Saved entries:
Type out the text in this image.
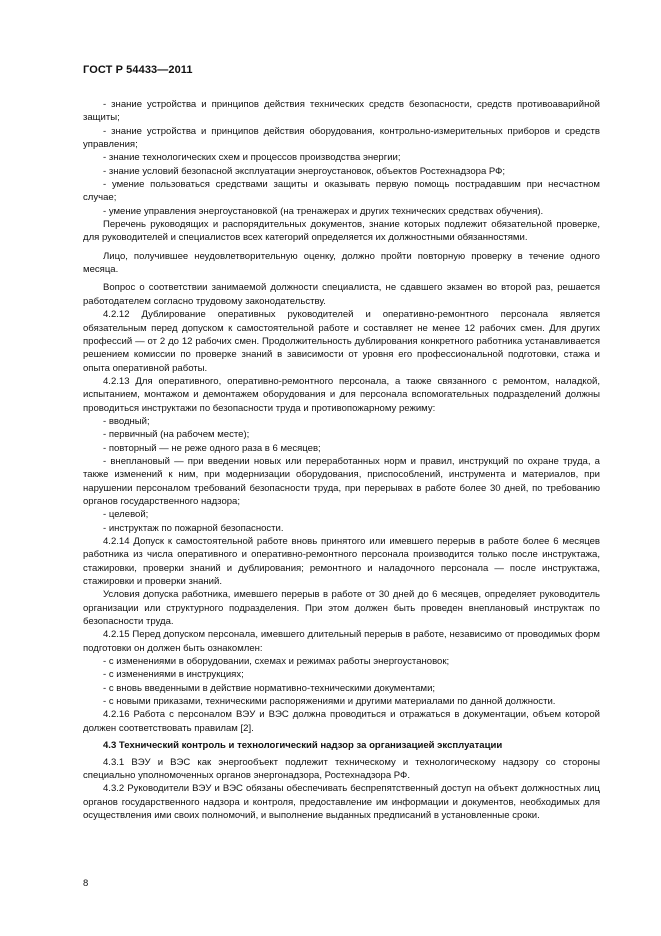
ГОСТ Р 54433—2011

- знание устройства и принципов действия технических средств безопасности, средств противоаварийной защиты;

- знание устройства и принципов действия оборудования, контрольно-измерительных приборов и средств управления;

- знание технологических схем и процессов производства энергии;

- знание условий безопасной эксплуатации энергоустановок, объектов Ростехнадзора РФ;

- умение пользоваться средствами защиты и оказывать первую помощь пострадавшим при несчастном случае;

- умение управления энергоустановкой (на тренажерах и других технических средствах обучения).

Перечень руководящих и распорядительных документов, знание которых подлежит обязательной проверке, для руководителей и специалистов всех категорий определяется их должностными обязанностями.

Лицо, получившее неудовлетворительную оценку, должно пройти повторную проверку в течение одного месяца.

Вопрос о соответствии занимаемой должности специалиста, не сдавшего экзамен во второй раз, решается работодателем согласно трудовому законодательству.

4.2.12 Дублирование оперативных руководителей и оперативно-ремонтного персонала является обязательным перед допуском к самостоятельной работе и составляет не менее 12 рабочих смен. Для других профессий — от 2 до 12 рабочих смен. Продолжительность дублирования конкретного работника устанавливается решением комиссии по проверке знаний в зависимости от уровня его профессиональной подготовки, стажа и опыта оперативной работы.

4.2.13 Для оперативного, оперативно-ремонтного персонала, а также связанного с ремонтом, наладкой, испытанием, монтажом и демонтажем оборудования и для персонала вспомогательных подразделений должны проводиться инструктажи по безопасности труда и противопожарному режиму:

- вводный;

- первичный (на рабочем месте);

- повторный — не реже одного раза в 6 месяцев;

- внеплановый — при введении новых или переработанных норм и правил, инструкций по охране труда, а также изменений к ним, при модернизации оборудования, приспособлений, инструмента и материалов, при нарушении персоналом требований безопасности труда, при перерывах в работе более 30 дней, по требованию органов государственного надзора;

- целевой;

- инструктаж по пожарной безопасности.

4.2.14 Допуск к самостоятельной работе вновь принятого или имевшего перерыв в работе более 6 месяцев работника из числа оперативного и оперативно-ремонтного персонала производится только после инструктажа, стажировки, проверки знаний и дублирования; ремонтного и наладочного персонала — после инструктажа, стажировки и проверки знаний.

Условия допуска работника, имевшего перерыв в работе от 30 дней до 6 месяцев, определяет руководитель организации или структурного подразделения. При этом должен быть проведен внеплановый инструктаж по безопасности труда.

4.2.15 Перед допуском персонала, имевшего длительный перерыв в работе, независимо от проводимых форм подготовки он должен быть ознакомлен:

- с изменениями в оборудовании, схемах и режимах работы энергоустановок;

- с изменениями в инструкциях;

- с вновь введенными в действие нормативно-техническими документами;

- с новыми приказами, техническими распоряжениями и другими материалами по данной должности.

4.2.16 Работа с персоналом ВЭУ и ВЭС должна проводиться и отражаться в документации, объем которой должен соответствовать правилам [2].

4.3 Технический контроль и технологический надзор за организацией эксплуатации

4.3.1 ВЭУ и ВЭС как энергообъект подлежит техническому и технологическому надзору со стороны специально уполномоченных органов энергонадзора, Ростехнадзора РФ.

4.3.2 Руководители ВЭУ и ВЭС обязаны обеспечивать беспрепятственный доступ на объект должностных лиц органов государственного надзора и контроля, предоставление им информации и документов, необходимых для осуществления ими своих полномочий, и выполнение выданных предписаний в установленные сроки.

8
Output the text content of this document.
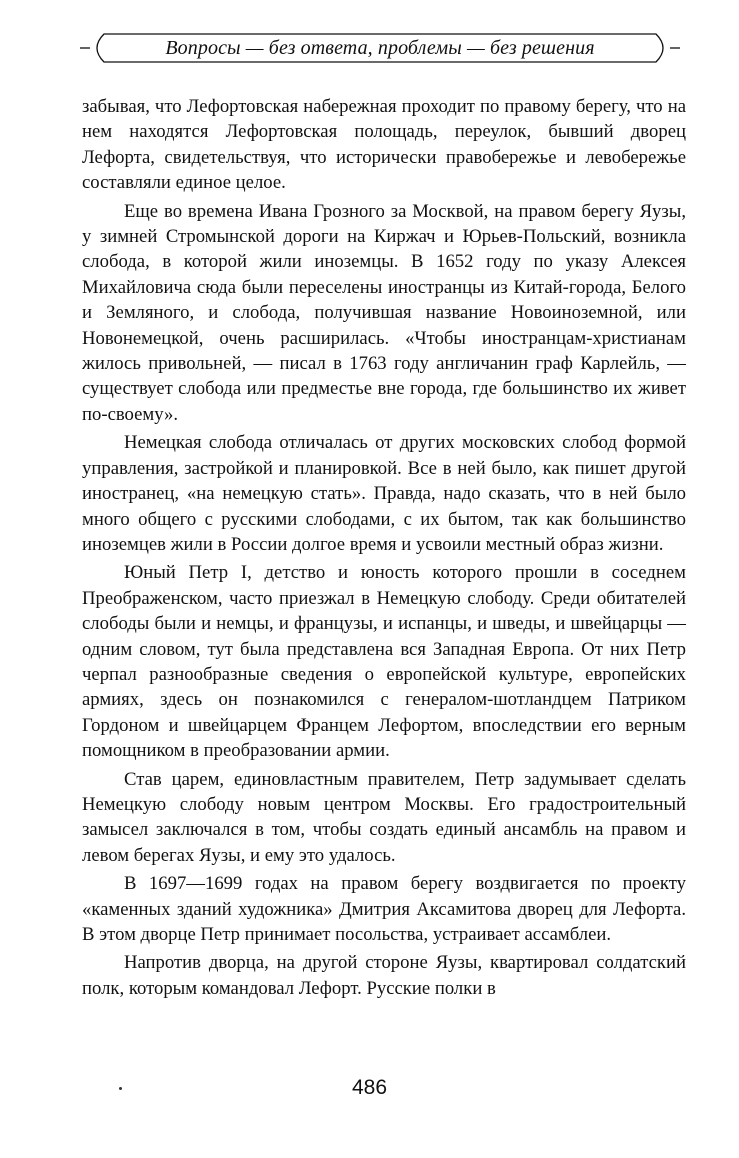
Вопросы — без ответа, проблемы — без решения

забывая, что Лефортовская набережная проходит по правому берегу, что на нем находятся Лефортовская полощадь, переулок, бывший дворец Лефорта, свидетельствуя, что исторически правобережье и левобережье составляли единое целое.

Еще во времена Ивана Грозного за Москвой, на правом берегу Яузы, у зимней Стромынской дороги на Киржач и Юрьев-Польский, возникла слобода, в которой жили иноземцы. В 1652 году по указу Алексея Михайловича сюда были переселены иностранцы из Китай-города, Белого и Земляного, и слобода, получившая название Новоиноземной, или Новонемецкой, очень расширилась. «Чтобы иностранцам-христианам жилось привольней, — писал в 1763 году англичанин граф Карлейль, — существует слобода или предместье вне города, где большинство их живет по-своему».

Немецкая слобода отличалась от других московских слобод формой управления, застройкой и планировкой. Все в ней было, как пишет другой иностранец, «на немецкую стать». Правда, надо сказать, что в ней было много общего с русскими слободами, с их бытом, так как большинство иноземцев жили в России долгое время и усвоили местный образ жизни.

Юный Петр I, детство и юность которого прошли в соседнем Преображенском, часто приезжал в Немецкую слободу. Среди обитателей слободы были и немцы, и французы, и испанцы, и шведы, и швейцарцы — одним словом, тут была представлена вся Западная Европа. От них Петр черпал разнообразные сведения о европейской культуре, европейских армиях, здесь он познакомился с генералом-шотландцем Патриком Гордоном и швейцарцем Францем Лефортом, впоследствии его верным помощником в преобразовании армии.

Став царем, единовластным правителем, Петр задумывает сделать Немецкую слободу новым центром Москвы. Его градостроительный замысел заключался в том, чтобы создать единый ансамбль на правом и левом берегах Яузы, и ему это удалось.

В 1697—1699 годах на правом берегу воздвигается по проекту «каменных зданий художника» Дмитрия Аксамитова дворец для Лефорта. В этом дворце Петр принимает посольства, устраивает ассамблеи.

Напротив дворца, на другой стороне Яузы, квартировал солдатский полк, которым командовал Лефорт. Русские полки в

486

WRITTEN REQUEST ▸
Nothing but the pictures may be dropped; output the records above exactly.

RESPONSE TO THE EXERCISE ▸
Type out the text in this image.
ГОСТ Р 54433—2011

- знание устройства и принципов действия технических средств безопасности, средств противоаварийной защиты;

- знание устройства и принципов действия оборудования, контрольно-измерительных приборов и средств управления;

- знание технологических схем и процессов производства энергии;

- знание условий безопасной эксплуатации энергоустановок, объектов Ростехнадзора РФ;

- умение пользоваться средствами защиты и оказывать первую помощь пострадавшим при несчастном случае;

- умение управления энергоустановкой (на тренажерах и других технических средствах обучения).

Перечень руководящих и распорядительных документов, знание которых подлежит обязательной проверке, для руководителей и специалистов всех категорий определяется их должностными обязанностями.

Лицо, получившее неудовлетворительную оценку, должно пройти повторную проверку в течение одного месяца.

Вопрос о соответствии занимаемой должности специалиста, не сдавшего экзамен во второй раз, решается работодателем согласно трудовому законодательству.

4.2.12 Дублирование оперативных руководителей и оперативно-ремонтного персонала является обязательным перед допуском к самостоятельной работе и составляет не менее 12 рабочих смен. Для других профессий — от 2 до 12 рабочих смен. Продолжительность дублирования конкретного работника устанавливается решением комиссии по проверке знаний в зависимости от уровня его профессиональной подготовки, стажа и опыта оперативной работы.

4.2.13 Для оперативного, оперативно-ремонтного персонала, а также связанного с ремонтом, наладкой, испытанием, монтажом и демонтажем оборудования и для персонала вспомогательных подразделений должны проводиться инструктажи по безопасности труда и противопожарному режиму:

- вводный;

- первичный (на рабочем месте);

- повторный — не реже одного раза в 6 месяцев;

- внеплановый — при введении новых или переработанных норм и правил, инструкций по охране труда, а также изменений к ним, при модернизации оборудования, приспособлений, инструмента и материалов, при нарушении персоналом требований безопасности труда, при перерывах в работе более 30 дней, по требованию органов государственного надзора;

- целевой;

- инструктаж по пожарной безопасности.

4.2.14 Допуск к самостоятельной работе вновь принятого или имевшего перерыв в работе более 6 месяцев работника из числа оперативного и оперативно-ремонтного персонала производится только после инструктажа, стажировки, проверки знаний и дублирования; ремонтного и наладочного персонала — после инструктажа, стажировки и проверки знаний.

Условия допуска работника, имевшего перерыв в работе от 30 дней до 6 месяцев, определяет руководитель организации или структурного подразделения. При этом должен быть проведен внеплановый инструктаж по безопасности труда.

4.2.15 Перед допуском персонала, имевшего длительный перерыв в работе, независимо от проводимых форм подготовки он должен быть ознакомлен:

- с изменениями в оборудовании, схемах и режимах работы энергоустановок;

- с изменениями в инструкциях;

- с вновь введенными в действие нормативно-техническими документами;

- с новыми приказами, техническими распоряжениями и другими материалами по данной должности.

4.2.16 Работа с персоналом ВЭУ и ВЭС должна проводиться и отражаться в документации, объем которой должен соответствовать правилам [2].

4.3 Технический контроль и технологический надзор за организацией эксплуатации

4.3.1 ВЭУ и ВЭС как энергообъект подлежит техническому и технологическому надзору со стороны специально уполномоченных органов энергонадзора, Ростехнадзора РФ.

4.3.2 Руководители ВЭУ и ВЭС обязаны обеспечивать беспрепятственный доступ на объект должностных лиц органов государственного надзора и контроля, предоставление им информации и документов, необходимых для осуществления ими своих полномочий, и выполнение выданных предписаний в установленные сроки.

8
Output the text content of this document.
Вопросы — без ответа, проблемы — без решения

забывая, что Лефортовская набережная проходит по правому берегу, что на нем находятся Лефортовская полощадь, переулок, бывший дворец Лефорта, свидетельствуя, что исторически правобережье и левобережье составляли единое целое.

Еще во времена Ивана Грозного за Москвой, на правом берегу Яузы, у зимней Стромынской дороги на Киржач и Юрьев-Польский, возникла слобода, в которой жили иноземцы. В 1652 году по указу Алексея Михайловича сюда были переселены иностранцы из Китай-города, Белого и Земляного, и слобода, получившая название Новоиноземной, или Новонемецкой, очень расширилась. «Чтобы иностранцам-христианам жилось привольней, — писал в 1763 году англичанин граф Карлейль, — существует слобода или предместье вне города, где большинство их живет по-своему».

Немецкая слобода отличалась от других московских слобод формой управления, застройкой и планировкой. Все в ней было, как пишет другой иностранец, «на немецкую стать». Правда, надо сказать, что в ней было много общего с русскими слободами, с их бытом, так как большинство иноземцев жили в России долгое время и усвоили местный образ жизни.

Юный Петр I, детство и юность которого прошли в соседнем Преображенском, часто приезжал в Немецкую слободу. Среди обитателей слободы были и немцы, и французы, и испанцы, и шведы, и швейцарцы — одним словом, тут была представлена вся Западная Европа. От них Петр черпал разнообразные сведения о европейской культуре, европейских армиях, здесь он познакомился с генералом-шотландцем Патриком Гордоном и швейцарцем Францем Лефортом, впоследствии его верным помощником в преобразовании армии.

Став царем, единовластным правителем, Петр задумывает сделать Немецкую слободу новым центром Москвы. Его градостроительный замысел заключался в том, чтобы создать единый ансамбль на правом и левом берегах Яузы, и ему это удалось.

В 1697—1699 годах на правом берегу воздвигается по проекту «каменных зданий художника» Дмитрия Аксамитова дворец для Лефорта. В этом дворце Петр принимает посольства, устраивает ассамблеи.

Напротив дворца, на другой стороне Яузы, квартировал солдатский полк, которым командовал Лефорт. Русские полки в

486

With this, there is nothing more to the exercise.